Опубликовано в журнале Новый Мир, номер 8, 2017
В
потоке авторов и названий, где любой рейтинг — сумма субъективных
индивидуальных оценок плюс еще кое-что, есть книги, стоящие в
литературной иерархии выше, чем они того заслуживают, есть оцененные ровно по
достоинству, а есть не то чтобы
недооцененные, но какие-то недопонятые, что ли.
Тут
все дело в этом еще кое-что, поскольку кое-что это весьма
трудноуловимо. Что вводит книгу в зону читательского внимания? Благосклонность
критиков? Попадание в премиальные пулы? Да, но что-то же обеспечивает эту самую
благосклонность критиков и попадание в премиальные пулы. Значит, удача? Ну
хорошо, а что, скажем так, может послужить камнем преткновения — если книга и
вправду хороша, но вот что-то не срослось?
Одна
из вероятностей — нежелание читателя принять книгу, которая по тем или иным
причинам психологически неудобна. Особенно когда неудобная книга маскируется,
прячется под видом удобной, релаксационной.

Приведённые пункты
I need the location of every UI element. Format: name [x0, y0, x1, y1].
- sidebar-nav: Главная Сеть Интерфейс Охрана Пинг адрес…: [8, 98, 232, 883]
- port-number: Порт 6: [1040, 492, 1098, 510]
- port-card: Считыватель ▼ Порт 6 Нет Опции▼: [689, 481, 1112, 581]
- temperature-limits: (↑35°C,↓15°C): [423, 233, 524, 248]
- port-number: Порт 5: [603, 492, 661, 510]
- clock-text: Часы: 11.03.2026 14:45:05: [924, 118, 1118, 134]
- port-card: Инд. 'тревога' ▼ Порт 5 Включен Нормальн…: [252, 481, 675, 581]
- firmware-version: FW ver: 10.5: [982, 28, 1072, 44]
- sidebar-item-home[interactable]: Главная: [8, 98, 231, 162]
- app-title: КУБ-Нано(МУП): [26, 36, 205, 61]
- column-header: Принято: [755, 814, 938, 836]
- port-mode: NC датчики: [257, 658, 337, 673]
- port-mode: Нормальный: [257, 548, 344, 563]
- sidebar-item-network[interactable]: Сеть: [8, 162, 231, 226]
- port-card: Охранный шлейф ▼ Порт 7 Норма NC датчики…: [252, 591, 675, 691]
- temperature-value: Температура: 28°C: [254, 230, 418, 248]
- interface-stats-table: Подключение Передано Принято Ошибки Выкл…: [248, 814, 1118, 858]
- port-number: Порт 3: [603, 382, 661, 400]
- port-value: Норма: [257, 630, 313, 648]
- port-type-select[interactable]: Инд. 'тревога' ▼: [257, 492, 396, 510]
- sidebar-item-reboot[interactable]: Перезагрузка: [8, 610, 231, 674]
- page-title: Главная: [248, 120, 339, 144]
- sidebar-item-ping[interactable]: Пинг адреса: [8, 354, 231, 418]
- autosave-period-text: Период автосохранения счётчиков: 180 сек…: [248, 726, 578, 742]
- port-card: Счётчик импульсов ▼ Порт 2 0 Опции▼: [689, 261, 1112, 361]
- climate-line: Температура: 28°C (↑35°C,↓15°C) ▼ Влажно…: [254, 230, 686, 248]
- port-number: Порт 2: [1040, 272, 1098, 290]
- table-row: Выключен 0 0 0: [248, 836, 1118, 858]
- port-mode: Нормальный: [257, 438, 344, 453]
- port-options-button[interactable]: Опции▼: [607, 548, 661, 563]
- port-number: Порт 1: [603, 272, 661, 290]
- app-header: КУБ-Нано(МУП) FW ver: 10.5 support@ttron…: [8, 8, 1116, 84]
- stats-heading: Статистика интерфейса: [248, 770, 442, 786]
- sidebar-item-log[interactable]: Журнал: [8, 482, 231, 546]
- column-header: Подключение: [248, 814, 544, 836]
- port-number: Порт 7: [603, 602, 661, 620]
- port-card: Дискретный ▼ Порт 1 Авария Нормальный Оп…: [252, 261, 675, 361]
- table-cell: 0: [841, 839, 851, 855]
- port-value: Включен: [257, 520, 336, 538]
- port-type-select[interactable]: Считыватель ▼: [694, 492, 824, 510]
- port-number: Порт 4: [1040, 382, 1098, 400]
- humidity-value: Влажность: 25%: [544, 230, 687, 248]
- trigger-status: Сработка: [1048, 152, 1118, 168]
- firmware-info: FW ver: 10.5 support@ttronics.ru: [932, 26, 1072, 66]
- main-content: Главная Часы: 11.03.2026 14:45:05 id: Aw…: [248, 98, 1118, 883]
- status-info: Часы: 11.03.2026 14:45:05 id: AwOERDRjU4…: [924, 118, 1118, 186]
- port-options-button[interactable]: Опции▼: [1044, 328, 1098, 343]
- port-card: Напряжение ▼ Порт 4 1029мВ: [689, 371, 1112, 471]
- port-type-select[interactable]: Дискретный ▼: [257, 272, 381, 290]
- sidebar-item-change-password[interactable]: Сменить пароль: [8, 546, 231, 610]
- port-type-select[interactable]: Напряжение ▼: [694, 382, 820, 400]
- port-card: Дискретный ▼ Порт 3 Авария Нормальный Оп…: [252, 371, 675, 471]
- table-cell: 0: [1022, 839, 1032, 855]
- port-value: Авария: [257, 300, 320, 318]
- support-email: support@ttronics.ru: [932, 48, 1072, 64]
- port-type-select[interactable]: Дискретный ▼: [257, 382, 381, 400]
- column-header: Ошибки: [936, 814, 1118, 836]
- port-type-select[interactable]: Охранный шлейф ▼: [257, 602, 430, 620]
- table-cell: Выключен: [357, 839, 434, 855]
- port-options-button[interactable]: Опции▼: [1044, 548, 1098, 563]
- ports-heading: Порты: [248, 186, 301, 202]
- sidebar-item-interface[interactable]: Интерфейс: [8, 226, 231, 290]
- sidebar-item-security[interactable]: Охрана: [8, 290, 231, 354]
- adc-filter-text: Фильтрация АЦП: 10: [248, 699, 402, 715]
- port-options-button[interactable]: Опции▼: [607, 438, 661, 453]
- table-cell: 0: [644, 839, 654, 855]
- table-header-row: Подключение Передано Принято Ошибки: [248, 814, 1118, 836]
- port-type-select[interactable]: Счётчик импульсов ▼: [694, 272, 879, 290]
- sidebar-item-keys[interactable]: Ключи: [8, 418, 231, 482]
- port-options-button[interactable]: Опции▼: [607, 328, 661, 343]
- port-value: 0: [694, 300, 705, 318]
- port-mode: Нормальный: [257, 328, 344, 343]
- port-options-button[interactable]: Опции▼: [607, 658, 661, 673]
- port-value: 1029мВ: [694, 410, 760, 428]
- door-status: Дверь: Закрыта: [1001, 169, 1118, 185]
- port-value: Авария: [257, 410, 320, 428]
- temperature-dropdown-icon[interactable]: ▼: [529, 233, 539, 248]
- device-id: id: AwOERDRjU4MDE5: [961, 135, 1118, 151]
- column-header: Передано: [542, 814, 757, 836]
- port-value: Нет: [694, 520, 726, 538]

Поставленные задачи
- 1) Что текст о недопонятых книгах называет одной из вероятных причин того, что хорошая книга не получает должного внимания?
- 2) Допишите текст о недопонятых книгах, начиная сразу после его последнего предложения.
Для выполнения задач приведённые пункты не требуются.

Ответы по задачам
- 1) Нежелание читателя принять книгу, которая по тем или иным причинам психологически неудобна.

- 2)
Ну,
чтобы далеко не ходить за примером — «Последний выход Шейлока» Даниэля Клугера,
посвященный расследованию в экспериментальном концлагере Брокенвальд,
где за порядком следят сами заключенные и есть свой раввин и даже свой
любительский театр… Начавшийся как вполне постмодернистский текст — доктор
Вайсфельд (доктор Ватсон) и профессиональный сыщик Шимон Холберг
(Шерлок Холмс, понятное дело) расследуют убийство одного из этих
самых актеров-любителей. Все как в настоящем детективе, убийца убивает,
опасаясь разоблачения и следующего за разоблачением наказания, он найден,
вычислен, правосудие должно восторжествовать, но… не изобличен до конца,
поскольку руководство рейха признало эксперимент по созданию еврейского
«самоуправляемого» гетто неэффективным. И уже готов список тех, кто попадает в
первый транспорт в Освенцим. И в этом списке все — «свидетели, сыщик,
подозреваемые. И убийца тоже. Все. Понимаете? Вы, я, Лизелотта Ландау-фон Сакс,
Луиза Бротман, Ракель Зильбер. Господа Шефтель и Красовски. Пастор Гризевиус и
отец Серафим. Все участники этой детективной истории. Если хотите — детективной
игры. Нынче ночью игра в детектив — в нормальную жизнь <…> —
закончилась. Понимаете, Вайсфельд? И разоблачение убийцы — эффектная финальная
сцена — потеряла смысл»[1].
Далее
следует совершенно апокалиптическая сцена уходящих в распахнувшиеся ворота, в
круговращение багрового тумана черных шеренг заключенных. Уходящих туда, где
вина и невиновность вообще не имеют никакого значения, поскольку истребление
совершается по логике, лежащей в иной плоскости, не имеющей ничего общего с
виной и воздаянием.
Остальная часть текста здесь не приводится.